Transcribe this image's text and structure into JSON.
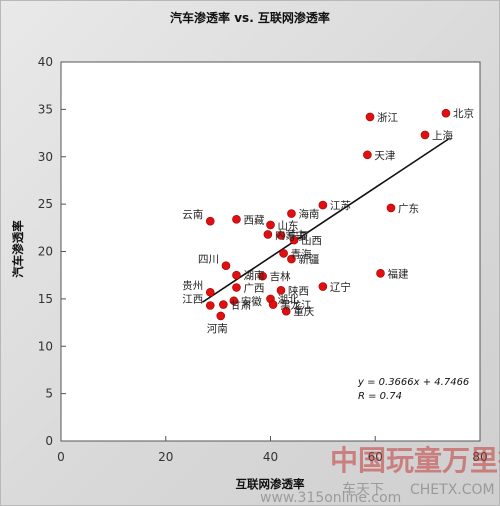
{
  "chart_data": {
    "type": "scatter",
    "title": "汽车渗透率 vs. 互联网渗透率",
    "xlabel": "互联网渗透率",
    "ylabel": "汽车渗透率",
    "xlim": [
      0,
      80
    ],
    "ylim": [
      0,
      40
    ],
    "xticks": [
      0,
      20,
      40,
      60,
      80
    ],
    "yticks": [
      0,
      5,
      10,
      15,
      20,
      25,
      30,
      35,
      40
    ],
    "grid": false,
    "marker_color": "#e01010",
    "points": [
      {
        "name": "北京",
        "x": 73.5,
        "y": 34.6
      },
      {
        "name": "浙江",
        "x": 59.0,
        "y": 34.2
      },
      {
        "name": "上海",
        "x": 69.5,
        "y": 32.3
      },
      {
        "name": "天津",
        "x": 58.5,
        "y": 30.2
      },
      {
        "name": "江苏",
        "x": 50.0,
        "y": 24.9
      },
      {
        "name": "广东",
        "x": 63.0,
        "y": 24.6
      },
      {
        "name": "云南",
        "x": 28.5,
        "y": 23.2
      },
      {
        "name": "西藏",
        "x": 33.5,
        "y": 23.4
      },
      {
        "name": "山东",
        "x": 40.0,
        "y": 22.8
      },
      {
        "name": "海南",
        "x": 44.0,
        "y": 24.0
      },
      {
        "name": "内蒙古",
        "x": 39.5,
        "y": 21.8
      },
      {
        "name": "宁夏",
        "x": 42.0,
        "y": 21.7
      },
      {
        "name": "山西",
        "x": 44.5,
        "y": 21.2
      },
      {
        "name": "青海",
        "x": 42.5,
        "y": 19.8
      },
      {
        "name": "新疆",
        "x": 44.0,
        "y": 19.2
      },
      {
        "name": "四川",
        "x": 31.5,
        "y": 18.5
      },
      {
        "name": "湖南",
        "x": 33.5,
        "y": 17.5
      },
      {
        "name": "吉林",
        "x": 38.5,
        "y": 17.4
      },
      {
        "name": "贵州",
        "x": 28.5,
        "y": 15.7
      },
      {
        "name": "广西",
        "x": 33.5,
        "y": 16.2
      },
      {
        "name": "陕西",
        "x": 42.0,
        "y": 15.9
      },
      {
        "name": "辽宁",
        "x": 50.0,
        "y": 16.3
      },
      {
        "name": "福建",
        "x": 61.0,
        "y": 17.7
      },
      {
        "name": "安徽",
        "x": 33.0,
        "y": 14.8
      },
      {
        "name": "湖北",
        "x": 40.0,
        "y": 15.0
      },
      {
        "name": "江西",
        "x": 28.5,
        "y": 14.3
      },
      {
        "name": "甘肃",
        "x": 31.0,
        "y": 14.4
      },
      {
        "name": "黑龙江",
        "x": 40.5,
        "y": 14.4
      },
      {
        "name": "重庆",
        "x": 43.0,
        "y": 13.7
      },
      {
        "name": "河南",
        "x": 30.5,
        "y": 13.2
      }
    ],
    "trendline": {
      "slope": 0.3666,
      "intercept": 4.7466,
      "x_range": [
        27,
        74
      ],
      "equation": "y = 0.3666x + 4.7466",
      "r": "R = 0.74"
    }
  },
  "watermark": {
    "brand": "中国玩童万里行",
    "site": "CHETX.COM",
    "url": "www.315online.com",
    "source": "车天下"
  }
}
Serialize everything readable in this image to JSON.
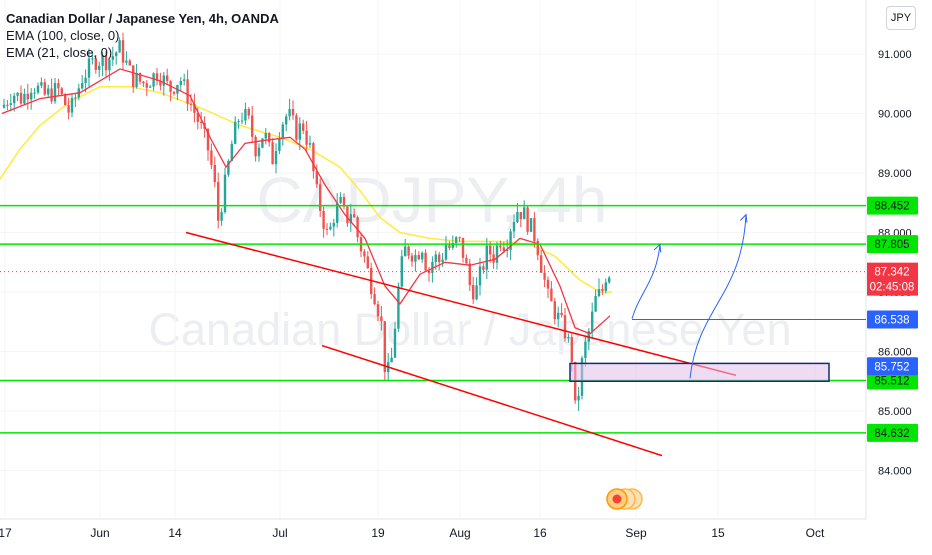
{
  "legend": {
    "title": "Canadian Dollar / Japanese Yen, 4h, OANDA",
    "ema_slow": "EMA (100, close, 0)",
    "ema_fast": "EMA (21, close, 0)"
  },
  "currency_badge": "JPY",
  "watermark": {
    "symbol": "CADJPY, 4h",
    "name": "Canadian Dollar / Japanese Yen"
  },
  "colors": {
    "up": "#26a69a",
    "down": "#ef5350",
    "ema_fast": "#f23645",
    "ema_slow": "#ffeb3b",
    "support_line": "#00e600",
    "channel_line": "#ff0000",
    "projection": "#2962ff",
    "last_price": "#f23645"
  },
  "chart_data": {
    "type": "candlestick",
    "symbol": "CADJPY",
    "timeframe": "4h",
    "ylim": [
      83.7,
      91.4
    ],
    "yticks": [
      84.0,
      85.0,
      86.0,
      87.0,
      88.0,
      89.0,
      90.0,
      91.0
    ],
    "ytick_labels": [
      "84.000",
      "85.000",
      "86.000",
      "87.000",
      "88.000",
      "89.000",
      "90.000",
      "91.000"
    ],
    "xticks": [
      {
        "label": "17",
        "x": 5
      },
      {
        "label": "Jun",
        "x": 100
      },
      {
        "label": "14",
        "x": 175
      },
      {
        "label": "Jul",
        "x": 280
      },
      {
        "label": "19",
        "x": 378
      },
      {
        "label": "Aug",
        "x": 460
      },
      {
        "label": "16",
        "x": 540
      },
      {
        "label": "Sep",
        "x": 636
      },
      {
        "label": "15",
        "x": 718
      },
      {
        "label": "Oct",
        "x": 815
      }
    ],
    "horizontal_levels": [
      {
        "price": 88.452,
        "label": "88.452",
        "color": "#00e600"
      },
      {
        "price": 87.805,
        "label": "87.805",
        "color": "#00e600"
      },
      {
        "price": 85.512,
        "label": "85.512",
        "color": "#00e600"
      },
      {
        "price": 84.632,
        "label": "84.632",
        "color": "#00e600"
      }
    ],
    "last_price": {
      "price": 87.342,
      "label": "87.342",
      "countdown": "02:45:08"
    },
    "projection_levels": [
      {
        "price": 86.538,
        "label": "86.538"
      },
      {
        "price": 85.752,
        "label": "85.752"
      }
    ],
    "close_path": [
      [
        2,
        90.1
      ],
      [
        12,
        90.35
      ],
      [
        22,
        90.25
      ],
      [
        32,
        90.5
      ],
      [
        45,
        90.3
      ],
      [
        58,
        90.4
      ],
      [
        70,
        90.0
      ],
      [
        82,
        90.6
      ],
      [
        95,
        90.9
      ],
      [
        108,
        90.9
      ],
      [
        120,
        91.1
      ],
      [
        132,
        90.6
      ],
      [
        145,
        90.5
      ],
      [
        158,
        90.7
      ],
      [
        170,
        90.4
      ],
      [
        180,
        90.6
      ],
      [
        190,
        90.2
      ],
      [
        200,
        89.8
      ],
      [
        208,
        89.4
      ],
      [
        214,
        88.9
      ],
      [
        218,
        88.2
      ],
      [
        224,
        88.7
      ],
      [
        232,
        89.5
      ],
      [
        240,
        90.0
      ],
      [
        248,
        89.9
      ],
      [
        256,
        89.4
      ],
      [
        264,
        89.7
      ],
      [
        272,
        89.2
      ],
      [
        280,
        89.8
      ],
      [
        288,
        90.0
      ],
      [
        296,
        89.7
      ],
      [
        303,
        89.8
      ],
      [
        310,
        89.4
      ],
      [
        316,
        88.7
      ],
      [
        322,
        88.3
      ],
      [
        328,
        87.9
      ],
      [
        334,
        88.3
      ],
      [
        340,
        88.5
      ],
      [
        346,
        88.2
      ],
      [
        352,
        88.4
      ],
      [
        358,
        87.9
      ],
      [
        364,
        87.6
      ],
      [
        370,
        87.2
      ],
      [
        376,
        86.9
      ],
      [
        382,
        86.4
      ],
      [
        386,
        85.5
      ],
      [
        392,
        85.9
      ],
      [
        398,
        87.0
      ],
      [
        404,
        87.7
      ],
      [
        410,
        87.7
      ],
      [
        416,
        87.6
      ],
      [
        422,
        87.8
      ],
      [
        428,
        87.3
      ],
      [
        434,
        87.6
      ],
      [
        440,
        87.5
      ],
      [
        446,
        87.8
      ],
      [
        452,
        87.7
      ],
      [
        458,
        87.9
      ],
      [
        464,
        87.6
      ],
      [
        470,
        87.1
      ],
      [
        476,
        87.0
      ],
      [
        482,
        87.4
      ],
      [
        488,
        87.7
      ],
      [
        494,
        87.6
      ],
      [
        500,
        87.9
      ],
      [
        506,
        87.8
      ],
      [
        512,
        88.2
      ],
      [
        518,
        88.4
      ],
      [
        524,
        88.3
      ],
      [
        530,
        88.1
      ],
      [
        536,
        87.9
      ],
      [
        542,
        87.4
      ],
      [
        548,
        86.9
      ],
      [
        554,
        86.7
      ],
      [
        560,
        86.5
      ],
      [
        566,
        86.3
      ],
      [
        572,
        85.9
      ],
      [
        576,
        84.8
      ],
      [
        580,
        85.6
      ],
      [
        584,
        86.0
      ],
      [
        590,
        86.4
      ],
      [
        596,
        86.9
      ],
      [
        602,
        87.0
      ],
      [
        606,
        87.3
      ],
      [
        610,
        87.34
      ]
    ],
    "ema21_path": [
      [
        2,
        90.0
      ],
      [
        40,
        90.25
      ],
      [
        80,
        90.35
      ],
      [
        120,
        90.75
      ],
      [
        160,
        90.55
      ],
      [
        190,
        90.3
      ],
      [
        210,
        89.6
      ],
      [
        226,
        89.1
      ],
      [
        245,
        89.5
      ],
      [
        265,
        89.55
      ],
      [
        290,
        89.6
      ],
      [
        305,
        89.4
      ],
      [
        325,
        88.8
      ],
      [
        345,
        88.3
      ],
      [
        365,
        87.9
      ],
      [
        385,
        87.1
      ],
      [
        400,
        86.8
      ],
      [
        420,
        87.3
      ],
      [
        445,
        87.5
      ],
      [
        470,
        87.45
      ],
      [
        495,
        87.55
      ],
      [
        520,
        87.9
      ],
      [
        540,
        87.8
      ],
      [
        560,
        87.1
      ],
      [
        575,
        86.4
      ],
      [
        590,
        86.3
      ],
      [
        610,
        86.6
      ]
    ],
    "ema100_path": [
      [
        0,
        88.9
      ],
      [
        20,
        89.4
      ],
      [
        40,
        89.8
      ],
      [
        70,
        90.2
      ],
      [
        100,
        90.45
      ],
      [
        130,
        90.45
      ],
      [
        160,
        90.35
      ],
      [
        200,
        90.1
      ],
      [
        240,
        89.8
      ],
      [
        280,
        89.6
      ],
      [
        310,
        89.4
      ],
      [
        340,
        89.1
      ],
      [
        360,
        88.7
      ],
      [
        380,
        88.25
      ],
      [
        400,
        88.0
      ],
      [
        430,
        87.9
      ],
      [
        460,
        87.85
      ],
      [
        500,
        87.85
      ],
      [
        530,
        87.8
      ],
      [
        555,
        87.6
      ],
      [
        580,
        87.2
      ],
      [
        600,
        87.0
      ],
      [
        612,
        87.0
      ]
    ],
    "channel_lines": [
      {
        "from": [
          186,
          88.0
        ],
        "to": [
          736,
          85.6
        ]
      },
      {
        "from": [
          322,
          86.1
        ],
        "to": [
          662,
          84.25
        ]
      }
    ],
    "projection_arrows": [
      {
        "from": [
          632,
          86.55
        ],
        "to": [
          660,
          87.8
        ]
      },
      {
        "from": [
          690,
          85.55
        ],
        "to": [
          746,
          88.3
        ]
      }
    ],
    "zone": {
      "x1": 570,
      "x2": 829,
      "top": 85.8,
      "bottom": 85.5
    }
  }
}
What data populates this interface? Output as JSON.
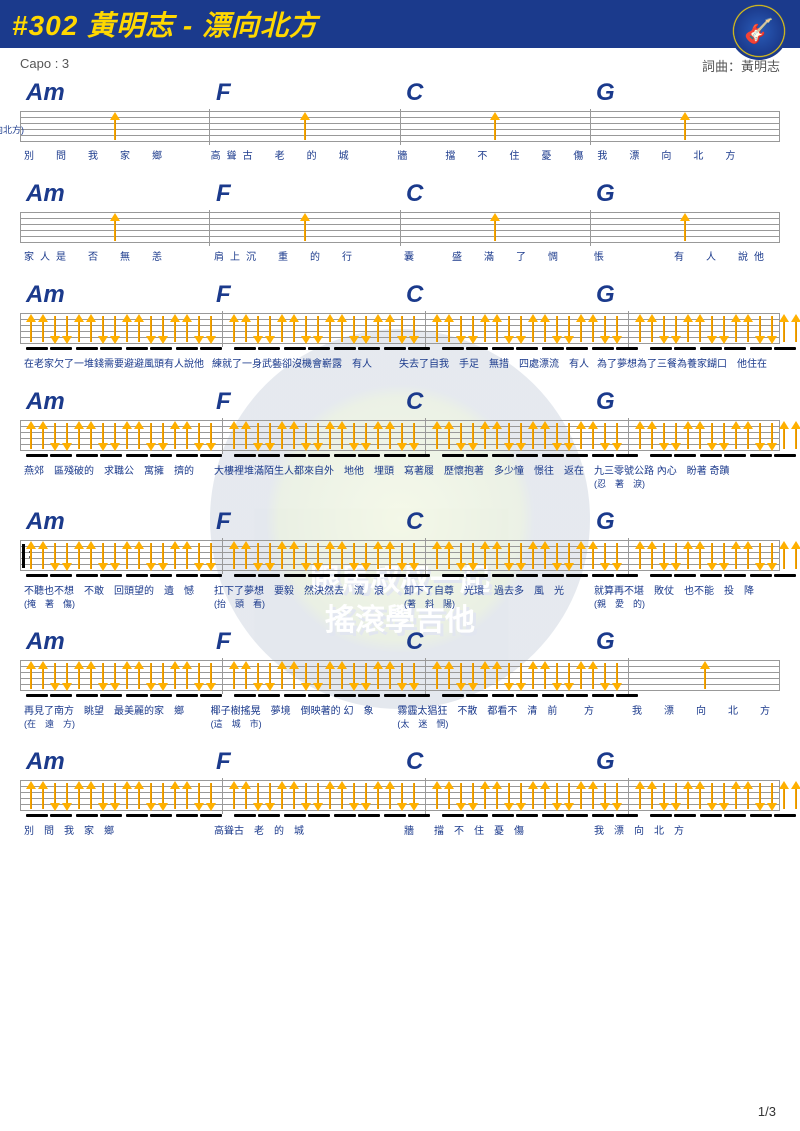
{
  "header": {
    "title": "#302 黃明志 - 漂向北方"
  },
  "subheader": {
    "capo": "Capo : 3",
    "credit": "詞曲：黃明志"
  },
  "watermark": {
    "line1": "跟馬叔叔一起",
    "line2": "搖滾學吉他"
  },
  "page": "1/3",
  "chord_progression": [
    "Am",
    "F",
    "C",
    "G"
  ],
  "colors": {
    "header_bg": "#1b3a8c",
    "title": "#ffd800",
    "chord": "#1b3a8c",
    "lyric": "#1b3a8c",
    "arrow": "#ffb000"
  },
  "rows": [
    {
      "pattern": "single",
      "prefix": "(漂向北方)",
      "lyrics": [
        "別　問　我　家　鄉",
        "高聳古　老　的　城",
        "牆　　擋　不　住　憂　傷",
        "我　漂　向　北　方"
      ]
    },
    {
      "pattern": "single",
      "lyrics": [
        "家人是　否　無　恙",
        "肩上沉　重　的　行",
        "囊　　盛　滿　了　惆",
        "悵　　　　有　人　說他"
      ]
    },
    {
      "pattern": "full",
      "lyrics": [
        "在老家欠了一堆錢需要避避風頭有人說他",
        "練就了一身武藝卻沒機會嶄露　有人",
        "失去了自我　手足　無措　四處漂流　有人",
        "為了夢想為了三餐為養家餬口　他住在"
      ]
    },
    {
      "pattern": "full",
      "lyrics": [
        "燕郊　區殘破的　求職公　寓擁　擠的",
        "大樓裡堆滿陌生人都來自外　地他　埋頭",
        "寫著履　歷懷抱著　多少憧　憬往　返在",
        "九三零號公路 內心　盼著 奇蹟"
      ],
      "sub": [
        "",
        "",
        "",
        "(忍　著　淚)"
      ]
    },
    {
      "pattern": "full",
      "repeat_start": true,
      "lyrics": [
        "不聽也不想　不敢　回頭望的　遺　憾",
        "扛下了夢想　要毅　然決然去　流　浪",
        "卸下了自尊　光環　過去多　風　光",
        "就算再不堪　敗仗　也不能　投　降"
      ],
      "sub": [
        "(掩　著　傷)",
        "(抬　頭　看)",
        "(著　斜　陽)",
        "(親　愛　的)"
      ]
    },
    {
      "pattern": "mixed",
      "lyrics": [
        "再見了南方　眺望　最美麗的家　鄉",
        "椰子樹搖晃　夢境　倒映著的 幻　象",
        "霧霾太猖狂　不散　都看不　清　前",
        "方　　我　漂　向　北　方"
      ],
      "sub": [
        "(在　遠　方)",
        "(這　城　市)",
        "(太　迷　惘)",
        ""
      ]
    },
    {
      "pattern": "full",
      "lyrics": [
        "別　問　我　家　鄉",
        "高聳古　老　的　城",
        "牆　　擋　不　住　憂　傷",
        "我　漂　向　北　方"
      ]
    }
  ]
}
------
- **Work to be completed**:
Work out how many lines of the data hold the string "title". Reply with that number alone.

- **Full response**:
4